YOUR INSTRUCTIONS:
Show each line from the listing that includes the word "погрешности".
==== RECORDS TO PROCESS ====
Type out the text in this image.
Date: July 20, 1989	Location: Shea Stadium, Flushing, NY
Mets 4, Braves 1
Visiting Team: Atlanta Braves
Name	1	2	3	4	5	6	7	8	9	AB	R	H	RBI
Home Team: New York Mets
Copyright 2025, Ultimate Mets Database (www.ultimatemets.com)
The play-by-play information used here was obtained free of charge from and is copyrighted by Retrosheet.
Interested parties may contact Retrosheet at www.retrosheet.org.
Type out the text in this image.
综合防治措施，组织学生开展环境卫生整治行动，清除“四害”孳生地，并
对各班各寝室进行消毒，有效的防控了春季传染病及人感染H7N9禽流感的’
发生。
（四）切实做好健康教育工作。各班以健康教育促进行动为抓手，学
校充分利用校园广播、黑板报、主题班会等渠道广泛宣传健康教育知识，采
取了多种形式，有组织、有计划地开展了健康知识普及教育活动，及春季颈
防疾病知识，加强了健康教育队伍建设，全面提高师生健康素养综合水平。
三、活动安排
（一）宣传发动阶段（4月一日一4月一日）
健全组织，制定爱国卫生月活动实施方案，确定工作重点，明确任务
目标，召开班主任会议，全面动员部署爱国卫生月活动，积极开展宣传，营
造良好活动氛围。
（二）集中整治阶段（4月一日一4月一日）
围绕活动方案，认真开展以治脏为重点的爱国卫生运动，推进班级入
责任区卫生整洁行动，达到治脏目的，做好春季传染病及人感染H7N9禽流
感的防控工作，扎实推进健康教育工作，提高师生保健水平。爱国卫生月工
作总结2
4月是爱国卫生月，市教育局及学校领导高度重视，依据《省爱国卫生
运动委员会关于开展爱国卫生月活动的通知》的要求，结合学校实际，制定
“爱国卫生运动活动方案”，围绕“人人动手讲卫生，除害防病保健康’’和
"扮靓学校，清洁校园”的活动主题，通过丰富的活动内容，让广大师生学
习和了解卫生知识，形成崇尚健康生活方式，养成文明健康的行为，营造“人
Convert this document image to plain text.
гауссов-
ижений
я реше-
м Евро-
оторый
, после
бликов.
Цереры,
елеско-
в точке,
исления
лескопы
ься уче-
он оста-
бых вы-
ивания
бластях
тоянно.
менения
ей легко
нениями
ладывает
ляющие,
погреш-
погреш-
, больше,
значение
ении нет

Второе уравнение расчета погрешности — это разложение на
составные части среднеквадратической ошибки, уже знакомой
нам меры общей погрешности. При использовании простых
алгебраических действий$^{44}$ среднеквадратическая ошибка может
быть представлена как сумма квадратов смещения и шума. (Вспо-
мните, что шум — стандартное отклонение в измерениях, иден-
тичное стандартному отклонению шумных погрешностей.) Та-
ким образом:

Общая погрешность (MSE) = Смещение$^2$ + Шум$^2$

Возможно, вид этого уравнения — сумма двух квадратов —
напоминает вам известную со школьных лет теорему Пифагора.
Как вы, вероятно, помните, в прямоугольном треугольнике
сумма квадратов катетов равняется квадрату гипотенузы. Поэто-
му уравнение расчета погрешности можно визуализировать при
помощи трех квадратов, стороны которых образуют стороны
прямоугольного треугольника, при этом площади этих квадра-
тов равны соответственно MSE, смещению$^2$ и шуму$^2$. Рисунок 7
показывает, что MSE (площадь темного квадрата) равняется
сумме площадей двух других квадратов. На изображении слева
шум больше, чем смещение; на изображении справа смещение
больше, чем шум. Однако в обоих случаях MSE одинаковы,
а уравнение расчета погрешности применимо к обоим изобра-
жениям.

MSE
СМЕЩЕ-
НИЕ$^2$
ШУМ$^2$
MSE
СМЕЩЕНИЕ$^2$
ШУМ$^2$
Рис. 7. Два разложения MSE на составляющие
====
CORRECT ANSWER:
Второе уравнение расчета погрешности — это разложение на
нам меры общей погрешности. При использовании простых
му уравнение расчета погрешности можно визуализировать при
а уравнение расчета погрешности применимо к обоим изобра-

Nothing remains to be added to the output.